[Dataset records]
* * * * *

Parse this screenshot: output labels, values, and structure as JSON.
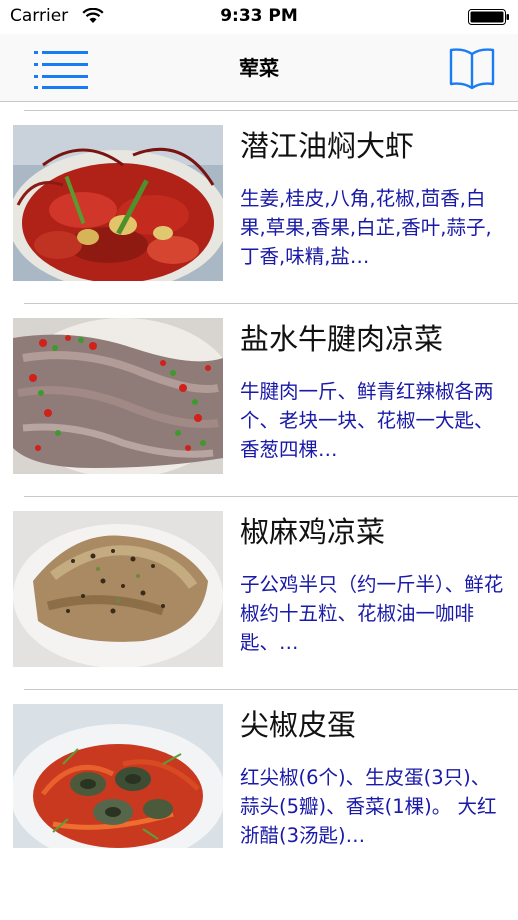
{
  "status_bar": {
    "carrier": "Carrier",
    "time": "9:33 PM"
  },
  "nav": {
    "title": "荤菜",
    "left_icon": "list-menu-icon",
    "right_icon": "book-icon",
    "accent_color": "#1a7cf5"
  },
  "recipes": [
    {
      "title": "潜江油焖大虾",
      "ingredients": "生姜,桂皮,八角,花椒,茴香,白果,草果,香果,白芷,香叶,蒜子,丁香,味精,盐…"
    },
    {
      "title": "盐水牛腱肉凉菜",
      "ingredients": "牛腱肉一斤、鲜青红辣椒各两个、老块一块、花椒一大匙、香葱四棵…"
    },
    {
      "title": "椒麻鸡凉菜",
      "ingredients": "子公鸡半只（约一斤半）、鲜花椒约十五粒、花椒油一咖啡匙、…"
    },
    {
      "title": "尖椒皮蛋",
      "ingredients": "红尖椒(6个)、生皮蛋(3只)、蒜头(5瓣)、香菜(1棵)。 大红浙醋(3汤匙)…"
    }
  ]
}
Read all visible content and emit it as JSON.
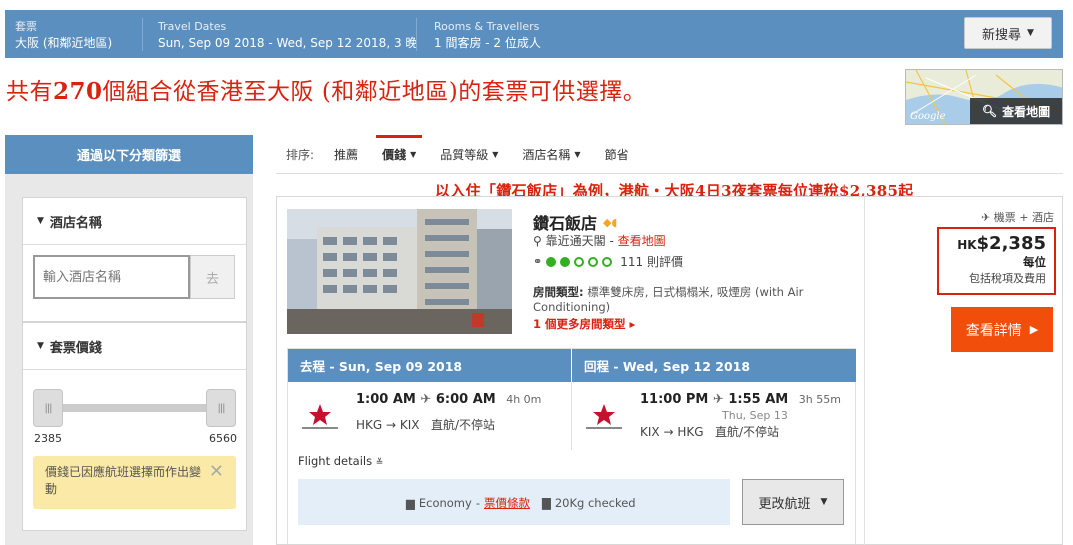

* * * * *

__STATED GOAL__: All lines above with "title" in them should be returned.

__SOLUTION__:
    "title": "荤菜",
      "title": "潜江油焖大虾",
      "title": "盐水牛腱肉凉菜",
      "title": "椒麻鸡凉菜",
      "title": "尖椒皮蛋",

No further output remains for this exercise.